What you should do → Scan the material below for the string "page", and copy every line where it shows up.

Data →
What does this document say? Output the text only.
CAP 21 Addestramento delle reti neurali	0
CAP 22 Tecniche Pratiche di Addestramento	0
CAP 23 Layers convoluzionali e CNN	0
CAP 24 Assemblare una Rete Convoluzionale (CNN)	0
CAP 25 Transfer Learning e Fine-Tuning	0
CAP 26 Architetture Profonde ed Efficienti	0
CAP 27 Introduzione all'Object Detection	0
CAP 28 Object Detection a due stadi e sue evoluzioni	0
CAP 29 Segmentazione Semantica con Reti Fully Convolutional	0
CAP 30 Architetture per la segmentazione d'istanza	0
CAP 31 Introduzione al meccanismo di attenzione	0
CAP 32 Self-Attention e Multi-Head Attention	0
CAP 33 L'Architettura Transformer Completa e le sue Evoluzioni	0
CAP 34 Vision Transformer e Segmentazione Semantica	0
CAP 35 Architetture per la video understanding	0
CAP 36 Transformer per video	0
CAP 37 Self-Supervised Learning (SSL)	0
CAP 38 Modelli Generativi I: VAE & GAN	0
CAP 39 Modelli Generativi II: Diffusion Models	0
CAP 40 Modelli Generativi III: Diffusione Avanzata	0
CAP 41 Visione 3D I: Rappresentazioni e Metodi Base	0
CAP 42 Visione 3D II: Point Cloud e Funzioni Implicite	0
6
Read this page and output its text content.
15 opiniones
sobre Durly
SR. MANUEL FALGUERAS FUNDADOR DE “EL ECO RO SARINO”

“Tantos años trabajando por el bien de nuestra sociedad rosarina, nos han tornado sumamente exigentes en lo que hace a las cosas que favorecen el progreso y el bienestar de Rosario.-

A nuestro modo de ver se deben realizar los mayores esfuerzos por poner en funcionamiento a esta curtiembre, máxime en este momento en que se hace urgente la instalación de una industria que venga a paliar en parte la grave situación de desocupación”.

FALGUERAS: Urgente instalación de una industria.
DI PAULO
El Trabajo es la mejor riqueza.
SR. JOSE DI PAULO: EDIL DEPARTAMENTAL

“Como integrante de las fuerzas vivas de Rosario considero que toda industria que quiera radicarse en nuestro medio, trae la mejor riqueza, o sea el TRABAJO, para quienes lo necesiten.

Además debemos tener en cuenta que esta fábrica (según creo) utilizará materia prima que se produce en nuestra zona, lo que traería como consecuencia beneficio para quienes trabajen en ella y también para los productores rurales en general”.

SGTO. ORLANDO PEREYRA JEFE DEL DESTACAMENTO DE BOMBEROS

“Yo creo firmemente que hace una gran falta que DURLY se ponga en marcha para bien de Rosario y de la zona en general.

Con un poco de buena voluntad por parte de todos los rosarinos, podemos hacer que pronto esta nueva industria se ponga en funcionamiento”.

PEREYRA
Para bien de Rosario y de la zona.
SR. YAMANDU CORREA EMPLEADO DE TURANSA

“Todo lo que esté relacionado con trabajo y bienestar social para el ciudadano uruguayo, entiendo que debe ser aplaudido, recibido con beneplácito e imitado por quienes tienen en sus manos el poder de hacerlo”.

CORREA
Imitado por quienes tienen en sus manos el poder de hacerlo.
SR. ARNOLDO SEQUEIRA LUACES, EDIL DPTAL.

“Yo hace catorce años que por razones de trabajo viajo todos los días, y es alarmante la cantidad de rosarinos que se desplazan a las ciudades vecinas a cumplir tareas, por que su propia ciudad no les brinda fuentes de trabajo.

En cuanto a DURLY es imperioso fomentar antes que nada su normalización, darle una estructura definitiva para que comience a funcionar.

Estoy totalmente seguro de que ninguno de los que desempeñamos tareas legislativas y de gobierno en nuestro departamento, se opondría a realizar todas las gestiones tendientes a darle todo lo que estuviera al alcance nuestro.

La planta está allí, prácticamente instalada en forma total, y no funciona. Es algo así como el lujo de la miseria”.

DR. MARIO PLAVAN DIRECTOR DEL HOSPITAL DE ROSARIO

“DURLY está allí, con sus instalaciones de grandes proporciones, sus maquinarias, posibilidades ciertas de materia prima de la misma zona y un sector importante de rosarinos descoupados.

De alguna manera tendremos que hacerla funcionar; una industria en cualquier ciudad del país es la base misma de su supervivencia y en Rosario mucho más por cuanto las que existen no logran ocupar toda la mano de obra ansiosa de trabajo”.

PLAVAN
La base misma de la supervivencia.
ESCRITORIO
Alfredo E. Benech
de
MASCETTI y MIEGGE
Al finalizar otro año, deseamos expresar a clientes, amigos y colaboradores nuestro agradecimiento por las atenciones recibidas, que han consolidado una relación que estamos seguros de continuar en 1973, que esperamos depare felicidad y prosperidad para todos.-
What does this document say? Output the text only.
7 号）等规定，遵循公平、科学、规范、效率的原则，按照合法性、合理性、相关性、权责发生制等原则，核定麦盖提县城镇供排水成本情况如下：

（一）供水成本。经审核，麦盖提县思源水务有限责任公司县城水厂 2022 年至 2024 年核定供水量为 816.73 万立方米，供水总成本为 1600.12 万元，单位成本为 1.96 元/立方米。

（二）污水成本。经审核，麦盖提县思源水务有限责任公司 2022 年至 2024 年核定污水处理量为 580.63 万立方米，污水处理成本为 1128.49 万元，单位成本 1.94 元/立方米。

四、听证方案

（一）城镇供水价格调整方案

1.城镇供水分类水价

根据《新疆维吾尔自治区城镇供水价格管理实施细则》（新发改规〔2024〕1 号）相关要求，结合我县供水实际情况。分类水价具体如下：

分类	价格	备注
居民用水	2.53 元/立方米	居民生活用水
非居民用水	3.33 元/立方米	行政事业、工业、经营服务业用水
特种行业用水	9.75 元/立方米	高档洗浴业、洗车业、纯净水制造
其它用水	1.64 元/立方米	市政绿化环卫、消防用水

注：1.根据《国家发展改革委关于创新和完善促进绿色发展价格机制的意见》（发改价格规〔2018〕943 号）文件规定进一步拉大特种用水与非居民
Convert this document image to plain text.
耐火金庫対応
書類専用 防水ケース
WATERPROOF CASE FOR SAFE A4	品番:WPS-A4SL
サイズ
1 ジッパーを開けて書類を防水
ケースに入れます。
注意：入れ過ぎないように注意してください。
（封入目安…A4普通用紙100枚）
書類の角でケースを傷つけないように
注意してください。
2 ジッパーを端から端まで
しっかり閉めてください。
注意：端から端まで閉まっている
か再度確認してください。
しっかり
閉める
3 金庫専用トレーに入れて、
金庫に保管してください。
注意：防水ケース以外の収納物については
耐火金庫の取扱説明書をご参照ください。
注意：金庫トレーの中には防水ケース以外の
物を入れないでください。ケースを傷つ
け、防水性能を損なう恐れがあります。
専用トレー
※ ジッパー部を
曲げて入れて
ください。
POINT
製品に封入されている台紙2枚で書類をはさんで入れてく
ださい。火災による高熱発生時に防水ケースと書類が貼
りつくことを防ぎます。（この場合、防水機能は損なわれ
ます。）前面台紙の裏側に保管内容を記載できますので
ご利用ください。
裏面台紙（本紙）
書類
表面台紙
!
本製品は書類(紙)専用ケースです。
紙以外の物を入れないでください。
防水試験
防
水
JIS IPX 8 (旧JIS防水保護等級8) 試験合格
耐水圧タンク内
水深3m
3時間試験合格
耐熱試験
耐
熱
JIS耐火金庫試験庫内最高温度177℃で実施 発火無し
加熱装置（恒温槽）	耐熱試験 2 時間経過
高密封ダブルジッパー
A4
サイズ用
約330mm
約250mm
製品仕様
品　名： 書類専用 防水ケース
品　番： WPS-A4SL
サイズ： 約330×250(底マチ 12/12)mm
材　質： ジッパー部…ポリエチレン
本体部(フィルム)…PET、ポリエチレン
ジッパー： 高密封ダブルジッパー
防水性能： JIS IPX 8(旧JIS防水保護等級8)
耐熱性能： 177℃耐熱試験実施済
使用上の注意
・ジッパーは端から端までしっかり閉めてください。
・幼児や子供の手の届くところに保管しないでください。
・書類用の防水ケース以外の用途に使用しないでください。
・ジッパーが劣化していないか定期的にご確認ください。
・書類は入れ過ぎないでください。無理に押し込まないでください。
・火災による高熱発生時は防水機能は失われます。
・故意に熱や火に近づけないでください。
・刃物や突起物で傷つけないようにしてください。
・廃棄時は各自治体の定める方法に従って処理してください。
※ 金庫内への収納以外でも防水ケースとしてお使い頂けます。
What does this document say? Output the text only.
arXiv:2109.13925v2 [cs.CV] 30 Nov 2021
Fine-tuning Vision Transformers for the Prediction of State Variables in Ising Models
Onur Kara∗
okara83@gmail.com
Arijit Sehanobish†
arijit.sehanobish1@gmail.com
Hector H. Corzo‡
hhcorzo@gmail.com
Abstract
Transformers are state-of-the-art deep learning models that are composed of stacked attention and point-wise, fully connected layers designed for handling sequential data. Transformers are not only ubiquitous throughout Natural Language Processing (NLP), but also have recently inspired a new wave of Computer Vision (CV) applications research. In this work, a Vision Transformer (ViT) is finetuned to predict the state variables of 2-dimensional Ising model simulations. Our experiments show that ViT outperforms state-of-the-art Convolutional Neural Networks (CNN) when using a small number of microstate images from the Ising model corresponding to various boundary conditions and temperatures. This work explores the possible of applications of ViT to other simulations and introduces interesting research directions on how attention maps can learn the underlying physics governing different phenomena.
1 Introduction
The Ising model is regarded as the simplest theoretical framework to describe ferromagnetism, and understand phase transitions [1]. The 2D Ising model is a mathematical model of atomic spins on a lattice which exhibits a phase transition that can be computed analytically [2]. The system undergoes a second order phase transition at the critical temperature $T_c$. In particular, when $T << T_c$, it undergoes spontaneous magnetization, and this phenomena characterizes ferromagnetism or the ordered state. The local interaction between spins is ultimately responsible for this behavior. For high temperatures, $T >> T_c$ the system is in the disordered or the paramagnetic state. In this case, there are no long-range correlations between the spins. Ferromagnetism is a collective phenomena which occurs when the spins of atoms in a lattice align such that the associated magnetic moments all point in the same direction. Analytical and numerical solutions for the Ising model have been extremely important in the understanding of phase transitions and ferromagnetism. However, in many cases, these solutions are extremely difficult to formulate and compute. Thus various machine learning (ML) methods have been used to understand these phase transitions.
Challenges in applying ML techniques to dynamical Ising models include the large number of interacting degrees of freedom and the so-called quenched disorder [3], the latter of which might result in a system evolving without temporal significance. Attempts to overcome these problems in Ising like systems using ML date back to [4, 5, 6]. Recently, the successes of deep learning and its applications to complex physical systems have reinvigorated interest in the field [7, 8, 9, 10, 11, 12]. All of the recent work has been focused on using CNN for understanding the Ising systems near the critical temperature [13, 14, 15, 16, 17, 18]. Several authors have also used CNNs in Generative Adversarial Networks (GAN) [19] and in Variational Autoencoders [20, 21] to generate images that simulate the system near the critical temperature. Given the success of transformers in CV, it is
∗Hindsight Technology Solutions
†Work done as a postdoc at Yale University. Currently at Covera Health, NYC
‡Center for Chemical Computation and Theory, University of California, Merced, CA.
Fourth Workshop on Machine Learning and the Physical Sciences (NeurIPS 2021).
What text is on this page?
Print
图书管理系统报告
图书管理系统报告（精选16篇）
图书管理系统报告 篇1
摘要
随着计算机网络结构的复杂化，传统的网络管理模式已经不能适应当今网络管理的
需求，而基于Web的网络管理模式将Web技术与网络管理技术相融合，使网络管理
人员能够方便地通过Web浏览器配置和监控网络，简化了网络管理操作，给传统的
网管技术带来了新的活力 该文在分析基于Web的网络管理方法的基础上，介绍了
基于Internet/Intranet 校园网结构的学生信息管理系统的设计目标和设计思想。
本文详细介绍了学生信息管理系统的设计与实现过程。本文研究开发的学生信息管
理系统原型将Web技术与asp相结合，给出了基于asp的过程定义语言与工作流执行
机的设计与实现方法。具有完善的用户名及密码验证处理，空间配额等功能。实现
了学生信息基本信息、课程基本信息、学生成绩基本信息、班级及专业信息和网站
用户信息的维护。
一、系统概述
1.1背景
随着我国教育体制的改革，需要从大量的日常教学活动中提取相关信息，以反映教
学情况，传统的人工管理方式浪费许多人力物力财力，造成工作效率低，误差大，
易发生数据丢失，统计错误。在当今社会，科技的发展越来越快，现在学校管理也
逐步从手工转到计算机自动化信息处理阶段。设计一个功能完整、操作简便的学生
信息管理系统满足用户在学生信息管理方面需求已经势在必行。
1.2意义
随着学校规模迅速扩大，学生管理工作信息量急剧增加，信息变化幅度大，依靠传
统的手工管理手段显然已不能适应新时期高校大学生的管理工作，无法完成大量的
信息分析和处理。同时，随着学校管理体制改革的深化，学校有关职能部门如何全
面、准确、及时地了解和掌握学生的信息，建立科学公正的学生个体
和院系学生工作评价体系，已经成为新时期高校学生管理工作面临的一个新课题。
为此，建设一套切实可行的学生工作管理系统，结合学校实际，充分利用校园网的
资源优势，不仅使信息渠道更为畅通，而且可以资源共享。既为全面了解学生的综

Worked solution →
Read this page and output its text content.
What text is on this page?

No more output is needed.